--- Start Input rows ---

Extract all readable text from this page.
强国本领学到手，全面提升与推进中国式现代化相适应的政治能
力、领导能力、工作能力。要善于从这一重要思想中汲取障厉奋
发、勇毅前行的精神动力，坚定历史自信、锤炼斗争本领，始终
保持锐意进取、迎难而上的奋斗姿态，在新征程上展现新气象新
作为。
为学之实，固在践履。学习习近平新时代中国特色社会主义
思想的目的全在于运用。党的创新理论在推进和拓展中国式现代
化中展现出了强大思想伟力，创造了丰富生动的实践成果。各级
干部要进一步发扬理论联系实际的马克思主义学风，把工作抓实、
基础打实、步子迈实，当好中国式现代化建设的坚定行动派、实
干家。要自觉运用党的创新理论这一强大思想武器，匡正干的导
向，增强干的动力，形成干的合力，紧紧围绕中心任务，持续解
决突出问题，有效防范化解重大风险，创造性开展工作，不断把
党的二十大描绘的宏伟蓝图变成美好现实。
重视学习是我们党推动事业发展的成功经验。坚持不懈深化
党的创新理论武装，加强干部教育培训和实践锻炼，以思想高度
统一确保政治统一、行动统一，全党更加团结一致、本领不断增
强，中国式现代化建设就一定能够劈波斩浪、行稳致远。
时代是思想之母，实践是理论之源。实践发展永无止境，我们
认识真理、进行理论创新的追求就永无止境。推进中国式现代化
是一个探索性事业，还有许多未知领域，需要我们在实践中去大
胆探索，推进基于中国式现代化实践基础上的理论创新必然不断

--- End Input rows ---

*To be done*
Write out the material exactly as given.

*Expected output*
Extract all readable text from this page.
强国本领学到手，全面提升与推进中国式现代化相适应的政治能
力、领导能力、工作能力。要善于从这一重要思想中汲取障厉奋
发、勇毅前行的精神动力，坚定历史自信、锤炼斗争本领，始终
保持锐意进取、迎难而上的奋斗姿态，在新征程上展现新气象新
作为。
为学之实，固在践履。学习习近平新时代中国特色社会主义
思想的目的全在于运用。党的创新理论在推进和拓展中国式现代
化中展现出了强大思想伟力，创造了丰富生动的实践成果。各级
干部要进一步发扬理论联系实际的马克思主义学风，把工作抓实、
基础打实、步子迈实，当好中国式现代化建设的坚定行动派、实
干家。要自觉运用党的创新理论这一强大思想武器，匡正干的导
向，增强干的动力，形成干的合力，紧紧围绕中心任务，持续解
决突出问题，有效防范化解重大风险，创造性开展工作，不断把
党的二十大描绘的宏伟蓝图变成美好现实。
重视学习是我们党推动事业发展的成功经验。坚持不懈深化
党的创新理论武装，加强干部教育培训和实践锻炼，以思想高度
统一确保政治统一、行动统一，全党更加团结一致、本领不断增
强，中国式现代化建设就一定能够劈波斩浪、行稳致远。
时代是思想之母，实践是理论之源。实践发展永无止境，我们
认识真理、进行理论创新的追求就永无止境。推进中国式现代化
是一个探索性事业，还有许多未知领域，需要我们在实践中去大
胆探索，推进基于中国式现代化实践基础上的理论创新必然不断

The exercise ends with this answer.